Figure record extracts:

┌──

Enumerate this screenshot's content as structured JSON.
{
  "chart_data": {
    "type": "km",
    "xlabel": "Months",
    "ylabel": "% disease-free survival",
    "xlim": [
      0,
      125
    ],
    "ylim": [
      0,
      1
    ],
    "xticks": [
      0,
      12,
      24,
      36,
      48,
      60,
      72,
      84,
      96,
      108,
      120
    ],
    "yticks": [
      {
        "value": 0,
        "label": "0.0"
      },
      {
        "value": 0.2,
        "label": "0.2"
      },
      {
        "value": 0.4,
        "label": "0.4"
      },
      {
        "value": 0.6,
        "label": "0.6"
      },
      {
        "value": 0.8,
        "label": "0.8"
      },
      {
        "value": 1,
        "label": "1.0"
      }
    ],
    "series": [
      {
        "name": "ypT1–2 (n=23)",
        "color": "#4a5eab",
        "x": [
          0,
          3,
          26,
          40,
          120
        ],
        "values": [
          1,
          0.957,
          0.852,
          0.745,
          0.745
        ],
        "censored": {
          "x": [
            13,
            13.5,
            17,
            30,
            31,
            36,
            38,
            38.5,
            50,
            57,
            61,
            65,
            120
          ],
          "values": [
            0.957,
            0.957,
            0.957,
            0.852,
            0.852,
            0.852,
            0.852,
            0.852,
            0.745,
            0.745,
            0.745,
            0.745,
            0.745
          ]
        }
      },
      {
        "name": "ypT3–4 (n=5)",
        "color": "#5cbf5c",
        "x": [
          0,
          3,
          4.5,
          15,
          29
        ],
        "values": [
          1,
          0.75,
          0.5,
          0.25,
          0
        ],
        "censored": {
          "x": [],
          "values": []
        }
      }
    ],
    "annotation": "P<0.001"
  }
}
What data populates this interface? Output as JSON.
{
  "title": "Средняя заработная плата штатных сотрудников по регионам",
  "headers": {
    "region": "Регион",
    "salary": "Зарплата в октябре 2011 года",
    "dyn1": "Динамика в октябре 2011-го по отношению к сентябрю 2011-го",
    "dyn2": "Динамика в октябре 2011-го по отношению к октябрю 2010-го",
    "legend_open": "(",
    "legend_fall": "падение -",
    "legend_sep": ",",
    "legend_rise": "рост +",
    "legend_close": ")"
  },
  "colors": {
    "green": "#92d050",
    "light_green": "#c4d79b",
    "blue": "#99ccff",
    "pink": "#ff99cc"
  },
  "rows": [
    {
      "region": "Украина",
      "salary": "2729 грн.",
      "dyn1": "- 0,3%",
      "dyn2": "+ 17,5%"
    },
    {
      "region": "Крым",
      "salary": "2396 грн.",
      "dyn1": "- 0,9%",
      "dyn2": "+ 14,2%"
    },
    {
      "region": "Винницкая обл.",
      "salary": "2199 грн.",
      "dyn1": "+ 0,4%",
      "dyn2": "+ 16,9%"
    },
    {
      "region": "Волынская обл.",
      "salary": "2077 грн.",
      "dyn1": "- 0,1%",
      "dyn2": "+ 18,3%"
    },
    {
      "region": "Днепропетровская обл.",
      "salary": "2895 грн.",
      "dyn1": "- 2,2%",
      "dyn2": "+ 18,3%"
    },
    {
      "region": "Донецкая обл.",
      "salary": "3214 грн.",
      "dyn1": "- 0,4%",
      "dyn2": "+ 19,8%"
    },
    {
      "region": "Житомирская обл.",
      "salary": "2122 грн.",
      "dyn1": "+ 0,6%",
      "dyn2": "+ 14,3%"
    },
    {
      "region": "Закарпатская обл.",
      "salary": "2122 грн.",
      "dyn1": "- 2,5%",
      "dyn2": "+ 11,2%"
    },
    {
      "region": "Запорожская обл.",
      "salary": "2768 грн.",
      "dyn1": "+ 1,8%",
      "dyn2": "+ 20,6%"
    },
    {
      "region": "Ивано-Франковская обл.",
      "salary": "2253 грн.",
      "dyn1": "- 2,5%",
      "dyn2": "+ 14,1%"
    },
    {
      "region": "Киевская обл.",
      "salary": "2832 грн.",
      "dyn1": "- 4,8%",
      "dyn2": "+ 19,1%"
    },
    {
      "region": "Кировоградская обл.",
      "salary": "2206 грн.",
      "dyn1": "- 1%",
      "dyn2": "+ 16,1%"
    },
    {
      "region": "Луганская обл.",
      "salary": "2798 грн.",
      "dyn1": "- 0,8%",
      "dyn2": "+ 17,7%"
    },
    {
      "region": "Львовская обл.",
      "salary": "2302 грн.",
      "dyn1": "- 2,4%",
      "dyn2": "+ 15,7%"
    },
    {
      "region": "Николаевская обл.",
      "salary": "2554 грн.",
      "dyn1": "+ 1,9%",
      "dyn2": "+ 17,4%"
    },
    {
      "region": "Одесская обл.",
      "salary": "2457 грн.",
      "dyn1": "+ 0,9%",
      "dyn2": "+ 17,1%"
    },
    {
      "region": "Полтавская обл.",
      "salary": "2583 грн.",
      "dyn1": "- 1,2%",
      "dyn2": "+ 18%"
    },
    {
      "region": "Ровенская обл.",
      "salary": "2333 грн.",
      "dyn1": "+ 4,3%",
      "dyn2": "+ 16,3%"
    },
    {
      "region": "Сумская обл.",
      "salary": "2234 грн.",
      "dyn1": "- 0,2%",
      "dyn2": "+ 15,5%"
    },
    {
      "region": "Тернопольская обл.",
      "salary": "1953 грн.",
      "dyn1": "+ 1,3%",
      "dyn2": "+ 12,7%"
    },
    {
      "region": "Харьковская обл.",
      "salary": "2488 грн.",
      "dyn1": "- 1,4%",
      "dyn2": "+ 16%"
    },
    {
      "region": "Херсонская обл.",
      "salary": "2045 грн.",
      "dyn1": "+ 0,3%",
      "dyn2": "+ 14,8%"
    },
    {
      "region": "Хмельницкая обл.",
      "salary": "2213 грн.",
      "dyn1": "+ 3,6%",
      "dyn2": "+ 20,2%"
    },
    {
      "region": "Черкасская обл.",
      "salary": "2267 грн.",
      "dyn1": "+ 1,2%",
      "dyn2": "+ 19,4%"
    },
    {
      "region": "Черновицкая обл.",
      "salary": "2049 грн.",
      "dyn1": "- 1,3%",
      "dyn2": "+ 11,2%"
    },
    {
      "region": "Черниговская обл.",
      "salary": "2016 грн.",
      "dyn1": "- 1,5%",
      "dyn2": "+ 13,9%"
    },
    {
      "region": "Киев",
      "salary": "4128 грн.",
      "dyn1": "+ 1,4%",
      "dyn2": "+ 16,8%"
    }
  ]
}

└──

Problem description
Transcribe every line of the data, exactly as it stands.

Exercise answer
Enumerate this screenshot's content as structured JSON.
{
  "chart_data": {
    "type": "km",
    "xlabel": "Months",
    "ylabel": "% disease-free survival",
    "xlim": [
      0,
      125
    ],
    "ylim": [
      0,
      1
    ],
    "xticks": [
      0,
      12,
      24,
      36,
      48,
      60,
      72,
      84,
      96,
      108,
      120
    ],
    "yticks": [
      {
        "value": 0,
        "label": "0.0"
      },
      {
        "value": 0.2,
        "label": "0.2"
      },
      {
        "value": 0.4,
        "label": "0.4"
      },
      {
        "value": 0.6,
        "label": "0.6"
      },
      {
        "value": 0.8,
        "label": "0.8"
      },
      {
        "value": 1,
        "label": "1.0"
      }
    ],
    "series": [
      {
        "name": "ypT1–2 (n=23)",
        "color": "#4a5eab",
        "x": [
          0,
          3,
          26,
          40,
          120
        ],
        "values": [
          1,
          0.957,
          0.852,
          0.745,
          0.745
        ],
        "censored": {
          "x": [
            13,
            13.5,
            17,
            30,
            31,
            36,
            38,
            38.5,
            50,
            57,
            61,
            65,
            120
          ],
          "values": [
            0.957,
            0.957,
            0.957,
            0.852,
            0.852,
            0.852,
            0.852,
            0.852,
            0.745,
            0.745,
            0.745,
            0.745,
            0.745
          ]
        }
      },
      {
        "name": "ypT3–4 (n=5)",
        "color": "#5cbf5c",
        "x": [
          0,
          3,
          4.5,
          15,
          29
        ],
        "values": [
          1,
          0.75,
          0.5,
          0.25,
          0
        ],
        "censored": {
          "x": [],
          "values": []
        }
      }
    ],
    "annotation": "P<0.001"
  }
}
What data populates this interface? Output as JSON.
{
  "title": "Средняя заработная плата штатных сотрудников по регионам",
  "headers": {
    "region": "Регион",
    "salary": "Зарплата в октябре 2011 года",
    "dyn1": "Динамика в октябре 2011-го по отношению к сентябрю 2011-го",
    "dyn2": "Динамика в октябре 2011-го по отношению к октябрю 2010-го",
    "legend_open": "(",
    "legend_fall": "падение -",
    "legend_sep": ",",
    "legend_rise": "рост +",
    "legend_close": ")"
  },
  "colors": {
    "green": "#92d050",
    "light_green": "#c4d79b",
    "blue": "#99ccff",
    "pink": "#ff99cc"
  },
  "rows": [
    {
      "region": "Украина",
      "salary": "2729 грн.",
      "dyn1": "- 0,3%",
      "dyn2": "+ 17,5%"
    },
    {
      "region": "Крым",
      "salary": "2396 грн.",
      "dyn1": "- 0,9%",
      "dyn2": "+ 14,2%"
    },
    {
      "region": "Винницкая обл.",
      "salary": "2199 грн.",
      "dyn1": "+ 0,4%",
      "dyn2": "+ 16,9%"
    },
    {
      "region": "Волынская обл.",
      "salary": "2077 грн.",
      "dyn1": "- 0,1%",
      "dyn2": "+ 18,3%"
    },
    {
      "region": "Днепропетровская обл.",
      "salary": "2895 грн.",
      "dyn1": "- 2,2%",
      "dyn2": "+ 18,3%"
    },
    {
      "region": "Донецкая обл.",
      "salary": "3214 грн.",
      "dyn1": "- 0,4%",
      "dyn2": "+ 19,8%"
    },
    {
      "region": "Житомирская обл.",
      "salary": "2122 грн.",
      "dyn1": "+ 0,6%",
      "dyn2": "+ 14,3%"
    },
    {
      "region": "Закарпатская обл.",
      "salary": "2122 грн.",
      "dyn1": "- 2,5%",
      "dyn2": "+ 11,2%"
    },
    {
      "region": "Запорожская обл.",
      "salary": "2768 грн.",
      "dyn1": "+ 1,8%",
      "dyn2": "+ 20,6%"
    },
    {
      "region": "Ивано-Франковская обл.",
      "salary": "2253 грн.",
      "dyn1": "- 2,5%",
      "dyn2": "+ 14,1%"
    },
    {
      "region": "Киевская обл.",
      "salary": "2832 грн.",
      "dyn1": "- 4,8%",
      "dyn2": "+ 19,1%"
    },
    {
      "region": "Кировоградская обл.",
      "salary": "2206 грн.",
      "dyn1": "- 1%",
      "dyn2": "+ 16,1%"
    },
    {
      "region": "Луганская обл.",
      "salary": "2798 грн.",
      "dyn1": "- 0,8%",
      "dyn2": "+ 17,7%"
    },
    {
      "region": "Львовская обл.",
      "salary": "2302 грн.",
      "dyn1": "- 2,4%",
      "dyn2": "+ 15,7%"
    },
    {
      "region": "Николаевская обл.",
      "salary": "2554 грн.",
      "dyn1": "+ 1,9%",
      "dyn2": "+ 17,4%"
    },
    {
      "region": "Одесская обл.",
      "salary": "2457 грн.",
      "dyn1": "+ 0,9%",
      "dyn2": "+ 17,1%"
    },
    {
      "region": "Полтавская обл.",
      "salary": "2583 грн.",
      "dyn1": "- 1,2%",
      "dyn2": "+ 18%"
    },
    {
      "region": "Ровенская обл.",
      "salary": "2333 грн.",
      "dyn1": "+ 4,3%",
      "dyn2": "+ 16,3%"
    },
    {
      "region": "Сумская обл.",
      "salary": "2234 грн.",
      "dyn1": "- 0,2%",
      "dyn2": "+ 15,5%"
    },
    {
      "region": "Тернопольская обл.",
      "salary": "1953 грн.",
      "dyn1": "+ 1,3%",
      "dyn2": "+ 12,7%"
    },
    {
      "region": "Харьковская обл.",
      "salary": "2488 грн.",
      "dyn1": "- 1,4%",
      "dyn2": "+ 16%"
    },
    {
      "region": "Херсонская обл.",
      "salary": "2045 грн.",
      "dyn1": "+ 0,3%",
      "dyn2": "+ 14,8%"
    },
    {
      "region": "Хмельницкая обл.",
      "salary": "2213 грн.",
      "dyn1": "+ 3,6%",
      "dyn2": "+ 20,2%"
    },
    {
      "region": "Черкасская обл.",
      "salary": "2267 грн.",
      "dyn1": "+ 1,2%",
      "dyn2": "+ 19,4%"
    },
    {
      "region": "Черновицкая обл.",
      "salary": "2049 грн.",
      "dyn1": "- 1,3%",
      "dyn2": "+ 11,2%"
    },
    {
      "region": "Черниговская обл.",
      "salary": "2016 грн.",
      "dyn1": "- 1,5%",
      "dyn2": "+ 13,9%"
    },
    {
      "region": "Киев",
      "salary": "4128 грн.",
      "dyn1": "+ 1,4%",
      "dyn2": "+ 16,8%"
    }
  ]
}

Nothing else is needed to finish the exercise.